Figure collection entries:
>> START

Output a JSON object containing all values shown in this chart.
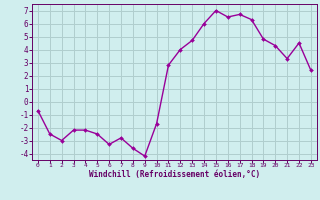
{
  "x": [
    0,
    1,
    2,
    3,
    4,
    5,
    6,
    7,
    8,
    9,
    10,
    11,
    12,
    13,
    14,
    15,
    16,
    17,
    18,
    19,
    20,
    21,
    22,
    23
  ],
  "y": [
    -0.7,
    -2.5,
    -3.0,
    -2.2,
    -2.2,
    -2.5,
    -3.3,
    -2.8,
    -3.6,
    -4.2,
    -1.7,
    2.8,
    4.0,
    4.7,
    6.0,
    7.0,
    6.5,
    6.7,
    6.3,
    4.8,
    4.3,
    3.3,
    4.5,
    2.4
  ],
  "line_color": "#990099",
  "marker_color": "#990099",
  "bg_color": "#d0eeee",
  "grid_color": "#b0cece",
  "axis_color": "#660066",
  "xlabel": "Windchill (Refroidissement éolien,°C)",
  "ylim": [
    -4.5,
    7.5
  ],
  "xlim": [
    -0.5,
    23.5
  ],
  "yticks": [
    -4,
    -3,
    -2,
    -1,
    0,
    1,
    2,
    3,
    4,
    5,
    6,
    7
  ],
  "xticks": [
    0,
    1,
    2,
    3,
    4,
    5,
    6,
    7,
    8,
    9,
    10,
    11,
    12,
    13,
    14,
    15,
    16,
    17,
    18,
    19,
    20,
    21,
    22,
    23
  ],
  "ytick_fontsize": 5.5,
  "xtick_fontsize": 4.5,
  "xlabel_fontsize": 5.5
}
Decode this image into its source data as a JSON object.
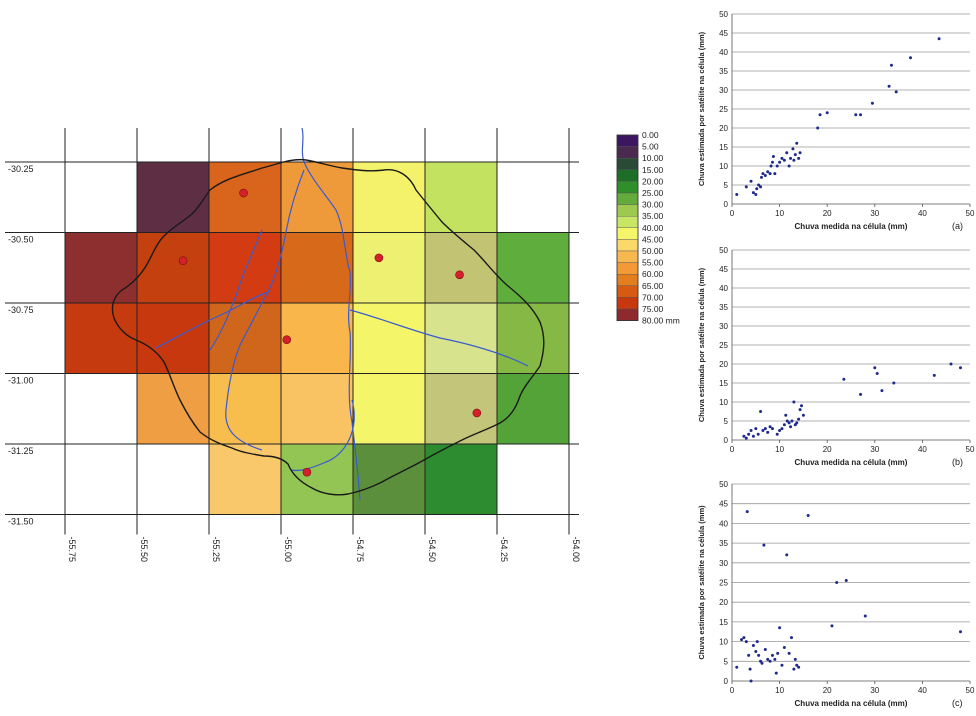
{
  "map": {
    "lat_ticks": [
      "-30.25",
      "-30.50",
      "-30.75",
      "-31.00",
      "-31.25",
      "-31.50"
    ],
    "lon_ticks": [
      "-55.75",
      "-55.50",
      "-55.25",
      "-55.00",
      "-54.75",
      "-54.50",
      "-54.25",
      "-54.00"
    ],
    "legend_values": [
      "0.00",
      "5.00",
      "10.00",
      "15.00",
      "20.00",
      "25.00",
      "30.00",
      "35.00",
      "40.00",
      "45.00",
      "50.00",
      "55.00",
      "60.00",
      "65.00",
      "70.00",
      "75.00",
      "80.00"
    ],
    "legend_unit": "mm",
    "legend_colors": [
      "#3d1660",
      "#4a2a4e",
      "#2a4a38",
      "#1f6e28",
      "#2f8f2a",
      "#62ab3c",
      "#9cc94e",
      "#c9e566",
      "#f5f56a",
      "#fbd86a",
      "#f8b850",
      "#f39a37",
      "#e27e1e",
      "#d65a12",
      "#c8380f",
      "#8e2a2e",
      "#5e2a3c"
    ],
    "cells": [
      {
        "row": 0,
        "col": 1,
        "color": "#5e2f44"
      },
      {
        "row": 0,
        "col": 2,
        "color": "#d9641b"
      },
      {
        "row": 0,
        "col": 3,
        "color": "#ef9a3a"
      },
      {
        "row": 0,
        "col": 4,
        "color": "#f4f26a"
      },
      {
        "row": 0,
        "col": 5,
        "color": "#c3e25f"
      },
      {
        "row": 1,
        "col": 0,
        "color": "#8e2f2f"
      },
      {
        "row": 1,
        "col": 1,
        "color": "#c4400f"
      },
      {
        "row": 1,
        "col": 2,
        "color": "#d33c12"
      },
      {
        "row": 1,
        "col": 3,
        "color": "#d6691a"
      },
      {
        "row": 1,
        "col": 4,
        "color": "#eef072"
      },
      {
        "row": 1,
        "col": 5,
        "color": "#c3c473"
      },
      {
        "row": 1,
        "col": 6,
        "color": "#5fae3d"
      },
      {
        "row": 2,
        "col": 0,
        "color": "#c63a0f"
      },
      {
        "row": 2,
        "col": 1,
        "color": "#c8380f"
      },
      {
        "row": 2,
        "col": 2,
        "color": "#d0661b"
      },
      {
        "row": 2,
        "col": 3,
        "color": "#f8b64b"
      },
      {
        "row": 2,
        "col": 4,
        "color": "#f5f56a"
      },
      {
        "row": 2,
        "col": 5,
        "color": "#d8e38d"
      },
      {
        "row": 2,
        "col": 6,
        "color": "#86b845"
      },
      {
        "row": 3,
        "col": 1,
        "color": "#ef9e44"
      },
      {
        "row": 3,
        "col": 2,
        "color": "#f7bd4d"
      },
      {
        "row": 3,
        "col": 3,
        "color": "#f9c262"
      },
      {
        "row": 3,
        "col": 4,
        "color": "#f5f56a"
      },
      {
        "row": 3,
        "col": 5,
        "color": "#c3c67a"
      },
      {
        "row": 3,
        "col": 6,
        "color": "#53a338"
      },
      {
        "row": 4,
        "col": 2,
        "color": "#f9c86a"
      },
      {
        "row": 4,
        "col": 3,
        "color": "#92c553"
      },
      {
        "row": 4,
        "col": 4,
        "color": "#5b8f3c"
      },
      {
        "row": 4,
        "col": 5,
        "color": "#2d8c30"
      }
    ],
    "gauges": [
      {
        "lon": -55.13,
        "lat": -30.36
      },
      {
        "lon": -55.34,
        "lat": -30.6
      },
      {
        "lon": -54.66,
        "lat": -30.59
      },
      {
        "lon": -54.38,
        "lat": -30.65
      },
      {
        "lon": -54.98,
        "lat": -30.88
      },
      {
        "lon": -54.32,
        "lat": -31.14
      },
      {
        "lon": -54.91,
        "lat": -31.35
      }
    ]
  },
  "chart_data": [
    {
      "type": "scatter",
      "panel_label": "(a)",
      "xlabel": "Chuva medida na célula (mm)",
      "ylabel": "Chuva estimada por satélite na célula (mm)",
      "xlim": [
        0,
        50
      ],
      "ylim": [
        0,
        50
      ],
      "xticks": [
        "0",
        "10",
        "20",
        "30",
        "40",
        "50"
      ],
      "yticks": [
        "0",
        "5",
        "10",
        "15",
        "20",
        "25",
        "30",
        "35",
        "40",
        "45",
        "50"
      ],
      "points": [
        [
          1,
          2.5
        ],
        [
          3,
          4.5
        ],
        [
          4,
          6
        ],
        [
          4.5,
          3
        ],
        [
          5,
          2.5
        ],
        [
          5.2,
          4
        ],
        [
          5.6,
          5
        ],
        [
          6,
          4.5
        ],
        [
          6.2,
          7
        ],
        [
          6.5,
          8
        ],
        [
          7,
          7.5
        ],
        [
          7.5,
          8.5
        ],
        [
          8,
          8
        ],
        [
          8.2,
          10
        ],
        [
          8.5,
          11
        ],
        [
          8.7,
          12.5
        ],
        [
          9,
          8
        ],
        [
          9.5,
          10
        ],
        [
          10,
          11
        ],
        [
          10.5,
          12
        ],
        [
          11,
          11.5
        ],
        [
          11.5,
          13.5
        ],
        [
          12,
          10
        ],
        [
          12.3,
          12
        ],
        [
          12.8,
          14.5
        ],
        [
          13,
          11.5
        ],
        [
          13.3,
          13
        ],
        [
          13.6,
          16
        ],
        [
          14,
          12
        ],
        [
          14.3,
          13.5
        ],
        [
          18,
          20
        ],
        [
          18.5,
          23.5
        ],
        [
          20,
          24
        ],
        [
          26,
          23.5
        ],
        [
          27,
          23.5
        ],
        [
          29.5,
          26.5
        ],
        [
          33,
          31
        ],
        [
          33.5,
          36.5
        ],
        [
          34.5,
          29.5
        ],
        [
          37.5,
          38.5
        ],
        [
          43.5,
          43.5
        ]
      ]
    },
    {
      "type": "scatter",
      "panel_label": "(b)",
      "xlabel": "Chuva medida na célula (mm)",
      "ylabel": "Chuva estimada por satélite na célula (mm)",
      "xlim": [
        0,
        50
      ],
      "ylim": [
        0,
        50
      ],
      "xticks": [
        "0",
        "10",
        "20",
        "30",
        "40",
        "50"
      ],
      "yticks": [
        "0",
        "5",
        "10",
        "15",
        "20",
        "25",
        "30",
        "35",
        "40",
        "45",
        "50"
      ],
      "points": [
        [
          2.5,
          1
        ],
        [
          3,
          0.5
        ],
        [
          3.5,
          1.5
        ],
        [
          4,
          2.5
        ],
        [
          4.5,
          1
        ],
        [
          5,
          3
        ],
        [
          5.5,
          1.5
        ],
        [
          6,
          7.5
        ],
        [
          6.5,
          2.5
        ],
        [
          7,
          3
        ],
        [
          7.5,
          2
        ],
        [
          8,
          3.5
        ],
        [
          8.5,
          3
        ],
        [
          9.5,
          1.5
        ],
        [
          10,
          2.5
        ],
        [
          10.5,
          3
        ],
        [
          11,
          4
        ],
        [
          11.3,
          6.5
        ],
        [
          11.6,
          5
        ],
        [
          12,
          4.5
        ],
        [
          12.3,
          3.5
        ],
        [
          12.6,
          5
        ],
        [
          13,
          10
        ],
        [
          13.3,
          4
        ],
        [
          13.6,
          4.5
        ],
        [
          14,
          5.5
        ],
        [
          14.3,
          8
        ],
        [
          14.6,
          9
        ],
        [
          15,
          6.5
        ],
        [
          23.5,
          16
        ],
        [
          27,
          12
        ],
        [
          30,
          19
        ],
        [
          30.5,
          17.5
        ],
        [
          31.5,
          13
        ],
        [
          34,
          15
        ],
        [
          42.5,
          17
        ],
        [
          46,
          20
        ],
        [
          48,
          19
        ]
      ]
    },
    {
      "type": "scatter",
      "panel_label": "(c)",
      "xlabel": "Chuva medida na célula (mm)",
      "ylabel": "Chuva estimada por satélite na célula (mm)",
      "xlim": [
        0,
        50
      ],
      "ylim": [
        0,
        50
      ],
      "xticks": [
        "0",
        "10",
        "20",
        "30",
        "40",
        "50"
      ],
      "yticks": [
        "0",
        "5",
        "10",
        "15",
        "20",
        "25",
        "30",
        "35",
        "40",
        "45",
        "50"
      ],
      "points": [
        [
          1,
          3.5
        ],
        [
          2,
          10.5
        ],
        [
          2.5,
          11
        ],
        [
          3,
          10
        ],
        [
          3.2,
          43
        ],
        [
          3.5,
          6.5
        ],
        [
          3.8,
          3
        ],
        [
          4,
          0
        ],
        [
          4.5,
          9
        ],
        [
          5,
          7.5
        ],
        [
          5.3,
          10
        ],
        [
          5.6,
          6.5
        ],
        [
          6,
          5
        ],
        [
          6.3,
          4.5
        ],
        [
          6.7,
          34.5
        ],
        [
          7,
          8
        ],
        [
          7.5,
          5.5
        ],
        [
          8,
          5
        ],
        [
          8.5,
          6.5
        ],
        [
          9,
          5.5
        ],
        [
          9.3,
          2
        ],
        [
          9.6,
          7
        ],
        [
          10,
          13.5
        ],
        [
          10.5,
          4
        ],
        [
          11,
          8.5
        ],
        [
          11.5,
          32
        ],
        [
          12,
          7
        ],
        [
          12.5,
          11
        ],
        [
          13,
          3
        ],
        [
          13.3,
          5.5
        ],
        [
          13.6,
          4
        ],
        [
          14,
          3.5
        ],
        [
          16,
          42
        ],
        [
          21,
          14
        ],
        [
          22,
          25
        ],
        [
          24,
          25.5
        ],
        [
          28,
          16.5
        ],
        [
          48,
          12.5
        ]
      ]
    }
  ]
}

>> END

» WRITTEN TASK: Pick out the lines that contain "JSON" and copy them.

» RESULT FOR THIS EXERCISE:
Output a JSON object containing all values shown in this chart.
Decode this image into its source data as a JSON object.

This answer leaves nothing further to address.